Provided records:
━━━━━━━━━━━━━━━━━━━━━━━━━━━━━━
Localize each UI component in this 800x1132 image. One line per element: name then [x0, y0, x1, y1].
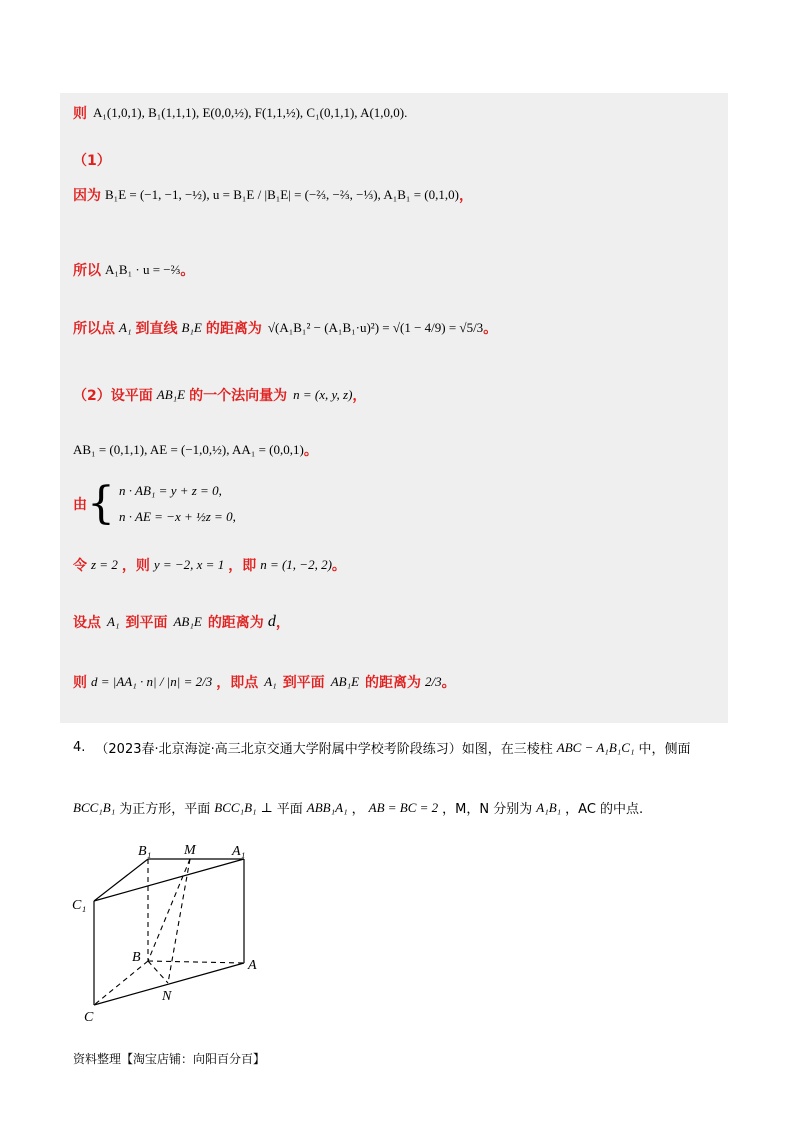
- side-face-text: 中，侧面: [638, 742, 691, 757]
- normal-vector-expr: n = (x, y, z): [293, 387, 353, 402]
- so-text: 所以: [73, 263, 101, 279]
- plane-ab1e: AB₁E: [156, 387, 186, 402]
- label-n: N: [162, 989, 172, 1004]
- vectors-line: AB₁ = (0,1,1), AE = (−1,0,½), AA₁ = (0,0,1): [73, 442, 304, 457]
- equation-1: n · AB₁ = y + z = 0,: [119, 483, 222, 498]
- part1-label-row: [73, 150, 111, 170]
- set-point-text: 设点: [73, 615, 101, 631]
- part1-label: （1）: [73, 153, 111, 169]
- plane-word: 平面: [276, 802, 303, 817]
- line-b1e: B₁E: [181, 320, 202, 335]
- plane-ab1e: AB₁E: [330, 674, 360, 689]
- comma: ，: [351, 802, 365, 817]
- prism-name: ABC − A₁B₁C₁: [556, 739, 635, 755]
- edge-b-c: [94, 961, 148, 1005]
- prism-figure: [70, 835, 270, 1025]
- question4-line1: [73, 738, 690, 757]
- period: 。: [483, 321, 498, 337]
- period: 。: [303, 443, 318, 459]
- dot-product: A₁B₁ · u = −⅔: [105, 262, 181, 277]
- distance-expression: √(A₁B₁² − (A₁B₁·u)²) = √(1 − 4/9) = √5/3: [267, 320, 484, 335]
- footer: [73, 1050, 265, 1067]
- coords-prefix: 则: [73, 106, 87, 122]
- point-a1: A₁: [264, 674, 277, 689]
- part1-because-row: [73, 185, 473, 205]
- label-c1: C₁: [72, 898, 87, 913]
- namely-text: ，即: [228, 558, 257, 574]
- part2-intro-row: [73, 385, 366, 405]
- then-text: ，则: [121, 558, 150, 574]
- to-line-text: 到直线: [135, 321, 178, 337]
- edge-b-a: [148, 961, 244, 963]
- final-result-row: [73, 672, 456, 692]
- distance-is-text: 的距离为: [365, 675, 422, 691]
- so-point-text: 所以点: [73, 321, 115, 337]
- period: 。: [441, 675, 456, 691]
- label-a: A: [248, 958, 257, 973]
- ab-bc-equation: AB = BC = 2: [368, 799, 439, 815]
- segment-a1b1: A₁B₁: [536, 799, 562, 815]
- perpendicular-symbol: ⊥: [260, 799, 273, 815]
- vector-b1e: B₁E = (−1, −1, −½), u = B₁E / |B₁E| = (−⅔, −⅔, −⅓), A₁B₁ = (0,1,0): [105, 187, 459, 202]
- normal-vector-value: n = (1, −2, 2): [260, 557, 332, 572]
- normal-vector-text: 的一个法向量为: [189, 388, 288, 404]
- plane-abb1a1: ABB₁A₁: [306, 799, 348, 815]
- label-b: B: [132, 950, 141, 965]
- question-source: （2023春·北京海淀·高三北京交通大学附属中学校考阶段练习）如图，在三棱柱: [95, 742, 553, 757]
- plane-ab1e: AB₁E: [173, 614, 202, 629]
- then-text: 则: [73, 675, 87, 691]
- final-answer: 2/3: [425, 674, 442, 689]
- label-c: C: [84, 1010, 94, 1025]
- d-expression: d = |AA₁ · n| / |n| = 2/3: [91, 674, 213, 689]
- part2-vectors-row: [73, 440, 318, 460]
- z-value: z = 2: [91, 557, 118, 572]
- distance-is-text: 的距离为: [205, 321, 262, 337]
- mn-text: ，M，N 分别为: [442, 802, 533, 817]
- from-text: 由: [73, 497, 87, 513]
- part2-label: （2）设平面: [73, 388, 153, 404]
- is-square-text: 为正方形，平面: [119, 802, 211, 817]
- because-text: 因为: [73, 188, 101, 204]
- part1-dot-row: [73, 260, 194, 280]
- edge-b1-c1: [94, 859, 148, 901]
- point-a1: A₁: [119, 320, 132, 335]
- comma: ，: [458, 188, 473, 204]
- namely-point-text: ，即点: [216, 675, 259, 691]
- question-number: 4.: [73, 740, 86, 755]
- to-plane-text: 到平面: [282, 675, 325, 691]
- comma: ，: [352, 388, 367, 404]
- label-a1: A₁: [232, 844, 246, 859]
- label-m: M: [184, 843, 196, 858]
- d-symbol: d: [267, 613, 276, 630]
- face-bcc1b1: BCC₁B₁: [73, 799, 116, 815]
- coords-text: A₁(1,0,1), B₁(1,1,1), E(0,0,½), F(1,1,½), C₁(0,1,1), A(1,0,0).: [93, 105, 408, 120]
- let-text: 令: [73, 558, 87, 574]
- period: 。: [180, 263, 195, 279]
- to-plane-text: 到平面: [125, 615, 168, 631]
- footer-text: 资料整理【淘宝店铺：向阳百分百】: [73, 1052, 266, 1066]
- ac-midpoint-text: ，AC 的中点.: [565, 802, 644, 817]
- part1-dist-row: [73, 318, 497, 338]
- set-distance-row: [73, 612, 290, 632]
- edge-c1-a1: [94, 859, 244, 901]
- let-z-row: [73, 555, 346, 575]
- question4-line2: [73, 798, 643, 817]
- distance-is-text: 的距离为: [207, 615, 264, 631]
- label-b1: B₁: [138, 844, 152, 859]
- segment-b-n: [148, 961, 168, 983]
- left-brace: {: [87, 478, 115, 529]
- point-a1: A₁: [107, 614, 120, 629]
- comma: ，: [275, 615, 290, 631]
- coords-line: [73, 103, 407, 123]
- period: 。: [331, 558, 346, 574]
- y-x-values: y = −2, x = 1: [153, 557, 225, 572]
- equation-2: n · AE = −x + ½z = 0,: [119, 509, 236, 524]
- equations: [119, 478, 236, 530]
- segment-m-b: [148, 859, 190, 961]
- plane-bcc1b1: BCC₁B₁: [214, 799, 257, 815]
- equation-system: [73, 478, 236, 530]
━━━━━━━━━━━━━━━━━━━━━━━━━━━━━━
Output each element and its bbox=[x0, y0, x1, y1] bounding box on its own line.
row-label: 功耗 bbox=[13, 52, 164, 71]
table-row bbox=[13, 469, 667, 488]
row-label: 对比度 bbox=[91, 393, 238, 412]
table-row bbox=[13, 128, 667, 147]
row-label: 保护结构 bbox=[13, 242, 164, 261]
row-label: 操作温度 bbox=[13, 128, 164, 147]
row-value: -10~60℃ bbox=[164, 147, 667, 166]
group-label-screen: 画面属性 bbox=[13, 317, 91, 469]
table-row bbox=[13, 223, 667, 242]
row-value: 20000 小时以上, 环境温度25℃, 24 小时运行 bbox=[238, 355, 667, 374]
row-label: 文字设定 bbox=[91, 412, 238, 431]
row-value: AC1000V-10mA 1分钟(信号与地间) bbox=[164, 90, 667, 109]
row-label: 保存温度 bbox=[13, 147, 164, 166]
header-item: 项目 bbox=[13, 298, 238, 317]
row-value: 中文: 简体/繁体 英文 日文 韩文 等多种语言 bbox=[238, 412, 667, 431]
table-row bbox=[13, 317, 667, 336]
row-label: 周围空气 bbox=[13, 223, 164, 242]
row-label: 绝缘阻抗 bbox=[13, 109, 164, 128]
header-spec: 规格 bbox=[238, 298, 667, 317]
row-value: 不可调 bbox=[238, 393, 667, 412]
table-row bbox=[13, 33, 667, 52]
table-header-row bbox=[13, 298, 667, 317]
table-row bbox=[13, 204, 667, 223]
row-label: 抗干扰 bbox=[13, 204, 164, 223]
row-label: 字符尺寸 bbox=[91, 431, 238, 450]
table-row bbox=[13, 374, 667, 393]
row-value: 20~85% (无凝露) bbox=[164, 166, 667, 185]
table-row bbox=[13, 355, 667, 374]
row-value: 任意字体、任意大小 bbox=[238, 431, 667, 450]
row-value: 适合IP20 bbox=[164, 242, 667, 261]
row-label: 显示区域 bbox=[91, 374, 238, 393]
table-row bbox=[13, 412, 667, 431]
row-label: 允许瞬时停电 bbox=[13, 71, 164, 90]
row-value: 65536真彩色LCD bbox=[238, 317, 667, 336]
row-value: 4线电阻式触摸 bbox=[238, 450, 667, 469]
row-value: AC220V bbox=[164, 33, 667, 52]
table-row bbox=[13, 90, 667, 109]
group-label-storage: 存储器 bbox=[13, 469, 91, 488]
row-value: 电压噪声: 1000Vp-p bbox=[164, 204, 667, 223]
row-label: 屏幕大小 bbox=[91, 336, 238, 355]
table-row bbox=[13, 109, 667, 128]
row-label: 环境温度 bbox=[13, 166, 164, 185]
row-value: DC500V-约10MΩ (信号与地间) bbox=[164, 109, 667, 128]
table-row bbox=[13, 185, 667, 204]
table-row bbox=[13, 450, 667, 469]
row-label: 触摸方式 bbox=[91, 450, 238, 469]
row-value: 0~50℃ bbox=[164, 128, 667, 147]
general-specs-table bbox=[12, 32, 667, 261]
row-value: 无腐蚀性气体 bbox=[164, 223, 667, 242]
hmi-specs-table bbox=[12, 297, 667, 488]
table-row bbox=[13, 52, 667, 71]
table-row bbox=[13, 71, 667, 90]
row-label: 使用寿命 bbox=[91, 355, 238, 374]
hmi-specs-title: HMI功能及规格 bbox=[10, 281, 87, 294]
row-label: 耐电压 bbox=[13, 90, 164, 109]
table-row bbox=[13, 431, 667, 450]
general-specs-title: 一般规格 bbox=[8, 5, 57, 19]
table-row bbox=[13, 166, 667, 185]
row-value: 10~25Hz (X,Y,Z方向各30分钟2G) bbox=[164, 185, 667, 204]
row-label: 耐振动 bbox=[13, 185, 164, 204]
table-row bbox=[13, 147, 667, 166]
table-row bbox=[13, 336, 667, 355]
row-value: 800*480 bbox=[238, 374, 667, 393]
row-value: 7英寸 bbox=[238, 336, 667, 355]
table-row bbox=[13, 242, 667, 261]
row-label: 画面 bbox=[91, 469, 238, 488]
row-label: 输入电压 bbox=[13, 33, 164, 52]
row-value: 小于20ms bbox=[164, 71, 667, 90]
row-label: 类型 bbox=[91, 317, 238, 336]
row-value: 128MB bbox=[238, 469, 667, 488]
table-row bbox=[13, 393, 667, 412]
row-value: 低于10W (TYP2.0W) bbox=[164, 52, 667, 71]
━━━━━━━━━━━━━━━━━━━━━━━━━━━━━━
Goal: Lay out everything from the row containing "- side-face-text: 中，侧面: [638, 742, 691, 757]" down to the row containing "- prism-name: ABC" as a numbered list, including both of those rows and leaving out any blank lines.

Output below:
1. - side-face-text: 中，侧面: [638, 742, 691, 757]
2. - normal-vector-expr: n = (x, y, z): [293, 387, 353, 402]
3. - so-text: 所以: [73, 263, 101, 279]
4. - plane-ab1e: AB₁E: [156, 387, 186, 402]
5. - label-n: N: [162, 989, 172, 1004]
6. - vectors-line: AB₁ = (0,1,1), AE = (−1,0,½), AA₁ = (0,0,1): [73, 442, 304, 457]
7. - equation-1: n · AB₁ = y + z = 0,: [119, 483, 222, 498]
8. - part1-label-row: [73, 150, 111, 170]
9. - set-point-text: 设点: [73, 615, 101, 631]
10. - part1-label: （1）: [73, 153, 111, 169]
11. - plane-word: 平面: [276, 802, 303, 817]
12. - line-b1e: B₁E: [181, 320, 202, 335]
13. - plane-ab1e: AB₁E: [330, 674, 360, 689]
14. - comma: ，: [351, 802, 365, 817]
15. - prism-name: ABC − A₁B₁C₁: [556, 739, 635, 755]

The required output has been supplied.